• CHALLENGE: Transcribe each record exactly. Include every one.

Stored items:
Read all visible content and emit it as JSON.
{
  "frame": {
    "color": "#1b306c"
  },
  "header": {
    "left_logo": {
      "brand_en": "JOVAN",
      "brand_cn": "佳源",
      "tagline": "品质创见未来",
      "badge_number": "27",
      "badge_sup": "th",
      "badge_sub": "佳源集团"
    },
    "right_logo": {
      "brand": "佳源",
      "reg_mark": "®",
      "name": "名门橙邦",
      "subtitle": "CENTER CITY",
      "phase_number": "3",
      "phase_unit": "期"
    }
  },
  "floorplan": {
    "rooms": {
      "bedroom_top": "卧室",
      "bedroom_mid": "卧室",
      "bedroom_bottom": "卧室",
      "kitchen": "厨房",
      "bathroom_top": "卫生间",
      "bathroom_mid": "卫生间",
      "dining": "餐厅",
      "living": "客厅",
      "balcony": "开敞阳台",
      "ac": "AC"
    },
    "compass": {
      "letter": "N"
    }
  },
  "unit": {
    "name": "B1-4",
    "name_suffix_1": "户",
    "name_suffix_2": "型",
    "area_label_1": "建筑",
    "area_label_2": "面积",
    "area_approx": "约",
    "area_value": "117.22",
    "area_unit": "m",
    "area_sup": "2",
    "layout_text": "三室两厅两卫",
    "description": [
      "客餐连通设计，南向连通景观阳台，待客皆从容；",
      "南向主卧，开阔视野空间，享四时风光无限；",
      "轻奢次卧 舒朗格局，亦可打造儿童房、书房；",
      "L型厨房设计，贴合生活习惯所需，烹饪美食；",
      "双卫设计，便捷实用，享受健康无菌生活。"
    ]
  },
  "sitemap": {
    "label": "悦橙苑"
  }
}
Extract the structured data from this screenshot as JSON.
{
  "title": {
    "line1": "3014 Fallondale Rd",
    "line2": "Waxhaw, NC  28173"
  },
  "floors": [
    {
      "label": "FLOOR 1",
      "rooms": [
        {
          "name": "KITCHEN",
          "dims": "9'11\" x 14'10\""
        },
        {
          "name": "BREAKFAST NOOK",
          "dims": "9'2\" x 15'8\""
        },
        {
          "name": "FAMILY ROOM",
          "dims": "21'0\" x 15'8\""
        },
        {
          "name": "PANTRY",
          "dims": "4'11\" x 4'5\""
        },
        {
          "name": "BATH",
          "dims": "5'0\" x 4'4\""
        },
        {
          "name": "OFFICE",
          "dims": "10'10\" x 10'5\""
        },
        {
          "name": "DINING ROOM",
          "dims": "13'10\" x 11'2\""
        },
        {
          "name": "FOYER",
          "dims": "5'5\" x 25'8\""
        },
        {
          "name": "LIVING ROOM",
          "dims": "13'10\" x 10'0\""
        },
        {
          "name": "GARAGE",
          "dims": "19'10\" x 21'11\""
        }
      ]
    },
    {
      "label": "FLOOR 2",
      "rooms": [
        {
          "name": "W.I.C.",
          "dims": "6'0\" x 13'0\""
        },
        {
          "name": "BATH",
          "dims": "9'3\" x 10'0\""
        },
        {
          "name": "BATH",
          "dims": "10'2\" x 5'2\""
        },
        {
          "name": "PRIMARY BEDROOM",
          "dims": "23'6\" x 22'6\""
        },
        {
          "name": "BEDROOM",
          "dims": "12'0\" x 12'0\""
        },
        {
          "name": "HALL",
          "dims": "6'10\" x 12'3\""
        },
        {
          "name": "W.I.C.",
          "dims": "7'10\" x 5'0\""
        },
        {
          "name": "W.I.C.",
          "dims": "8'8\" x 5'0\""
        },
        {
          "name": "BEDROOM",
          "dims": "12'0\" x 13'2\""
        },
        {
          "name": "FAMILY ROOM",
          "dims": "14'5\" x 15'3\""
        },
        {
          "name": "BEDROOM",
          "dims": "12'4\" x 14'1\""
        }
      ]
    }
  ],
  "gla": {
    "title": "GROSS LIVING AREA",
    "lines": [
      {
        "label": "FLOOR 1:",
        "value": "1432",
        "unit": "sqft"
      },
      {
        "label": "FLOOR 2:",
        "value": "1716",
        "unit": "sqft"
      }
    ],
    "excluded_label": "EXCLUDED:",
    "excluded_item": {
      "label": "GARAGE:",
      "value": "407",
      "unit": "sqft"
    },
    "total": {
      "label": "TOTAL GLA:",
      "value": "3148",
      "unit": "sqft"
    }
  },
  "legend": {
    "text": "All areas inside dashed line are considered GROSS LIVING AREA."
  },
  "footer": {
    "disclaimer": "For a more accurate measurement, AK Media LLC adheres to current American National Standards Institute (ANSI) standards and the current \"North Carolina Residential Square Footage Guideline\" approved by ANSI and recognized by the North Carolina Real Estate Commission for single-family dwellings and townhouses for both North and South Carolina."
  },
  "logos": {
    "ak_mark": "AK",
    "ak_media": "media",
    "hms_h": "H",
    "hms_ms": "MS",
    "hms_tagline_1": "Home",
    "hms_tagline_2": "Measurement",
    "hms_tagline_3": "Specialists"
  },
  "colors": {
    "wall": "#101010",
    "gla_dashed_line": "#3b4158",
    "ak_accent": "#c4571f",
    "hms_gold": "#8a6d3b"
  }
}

• TASK ANSWER:
Read all visible content and emit it as JSON.
{
  "frame": {
    "color": "#1b306c"
  },
  "header": {
    "left_logo": {
      "brand_en": "JOVAN",
      "brand_cn": "佳源",
      "tagline": "品质创见未来",
      "badge_number": "27",
      "badge_sup": "th",
      "badge_sub": "佳源集团"
    },
    "right_logo": {
      "brand": "佳源",
      "reg_mark": "®",
      "name": "名门橙邦",
      "subtitle": "CENTER CITY",
      "phase_number": "3",
      "phase_unit": "期"
    }
  },
  "floorplan": {
    "rooms": {
      "bedroom_top": "卧室",
      "bedroom_mid": "卧室",
      "bedroom_bottom": "卧室",
      "kitchen": "厨房",
      "bathroom_top": "卫生间",
      "bathroom_mid": "卫生间",
      "dining": "餐厅",
      "living": "客厅",
      "balcony": "开敞阳台",
      "ac": "AC"
    },
    "compass": {
      "letter": "N"
    }
  },
  "unit": {
    "name": "B1-4",
    "name_suffix_1": "户",
    "name_suffix_2": "型",
    "area_label_1": "建筑",
    "area_label_2": "面积",
    "area_approx": "约",
    "area_value": "117.22",
    "area_unit": "m",
    "area_sup": "2",
    "layout_text": "三室两厅两卫",
    "description": [
      "客餐连通设计，南向连通景观阳台，待客皆从容；",
      "南向主卧，开阔视野空间，享四时风光无限；",
      "轻奢次卧 舒朗格局，亦可打造儿童房、书房；",
      "L型厨房设计，贴合生活习惯所需，烹饪美食；",
      "双卫设计，便捷实用，享受健康无菌生活。"
    ]
  },
  "sitemap": {
    "label": "悦橙苑"
  }
}
Extract the structured data from this screenshot as JSON.
{
  "title": {
    "line1": "3014 Fallondale Rd",
    "line2": "Waxhaw, NC  28173"
  },
  "floors": [
    {
      "label": "FLOOR 1",
      "rooms": [
        {
          "name": "KITCHEN",
          "dims": "9'11\" x 14'10\""
        },
        {
          "name": "BREAKFAST NOOK",
          "dims": "9'2\" x 15'8\""
        },
        {
          "name": "FAMILY ROOM",
          "dims": "21'0\" x 15'8\""
        },
        {
          "name": "PANTRY",
          "dims": "4'11\" x 4'5\""
        },
        {
          "name": "BATH",
          "dims": "5'0\" x 4'4\""
        },
        {
          "name": "OFFICE",
          "dims": "10'10\" x 10'5\""
        },
        {
          "name": "DINING ROOM",
          "dims": "13'10\" x 11'2\""
        },
        {
          "name": "FOYER",
          "dims": "5'5\" x 25'8\""
        },
        {
          "name": "LIVING ROOM",
          "dims": "13'10\" x 10'0\""
        },
        {
          "name": "GARAGE",
          "dims": "19'10\" x 21'11\""
        }
      ]
    },
    {
      "label": "FLOOR 2",
      "rooms": [
        {
          "name": "W.I.C.",
          "dims": "6'0\" x 13'0\""
        },
        {
          "name": "BATH",
          "dims": "9'3\" x 10'0\""
        },
        {
          "name": "BATH",
          "dims": "10'2\" x 5'2\""
        },
        {
          "name": "PRIMARY BEDROOM",
          "dims": "23'6\" x 22'6\""
        },
        {
          "name": "BEDROOM",
          "dims": "12'0\" x 12'0\""
        },
        {
          "name": "HALL",
          "dims": "6'10\" x 12'3\""
        },
        {
          "name": "W.I.C.",
          "dims": "7'10\" x 5'0\""
        },
        {
          "name": "W.I.C.",
          "dims": "8'8\" x 5'0\""
        },
        {
          "name": "BEDROOM",
          "dims": "12'0\" x 13'2\""
        },
        {
          "name": "FAMILY ROOM",
          "dims": "14'5\" x 15'3\""
        },
        {
          "name": "BEDROOM",
          "dims": "12'4\" x 14'1\""
        }
      ]
    }
  ],
  "gla": {
    "title": "GROSS LIVING AREA",
    "lines": [
      {
        "label": "FLOOR 1:",
        "value": "1432",
        "unit": "sqft"
      },
      {
        "label": "FLOOR 2:",
        "value": "1716",
        "unit": "sqft"
      }
    ],
    "excluded_label": "EXCLUDED:",
    "excluded_item": {
      "label": "GARAGE:",
      "value": "407",
      "unit": "sqft"
    },
    "total": {
      "label": "TOTAL GLA:",
      "value": "3148",
      "unit": "sqft"
    }
  },
  "legend": {
    "text": "All areas inside dashed line are considered GROSS LIVING AREA."
  },
  "footer": {
    "disclaimer": "For a more accurate measurement, AK Media LLC adheres to current American National Standards Institute (ANSI) standards and the current \"North Carolina Residential Square Footage Guideline\" approved by ANSI and recognized by the North Carolina Real Estate Commission for single-family dwellings and townhouses for both North and South Carolina."
  },
  "logos": {
    "ak_mark": "AK",
    "ak_media": "media",
    "hms_h": "H",
    "hms_ms": "MS",
    "hms_tagline_1": "Home",
    "hms_tagline_2": "Measurement",
    "hms_tagline_3": "Specialists"
  },
  "colors": {
    "wall": "#101010",
    "gla_dashed_line": "#3b4158",
    "ak_accent": "#c4571f",
    "hms_gold": "#8a6d3b"
  }
}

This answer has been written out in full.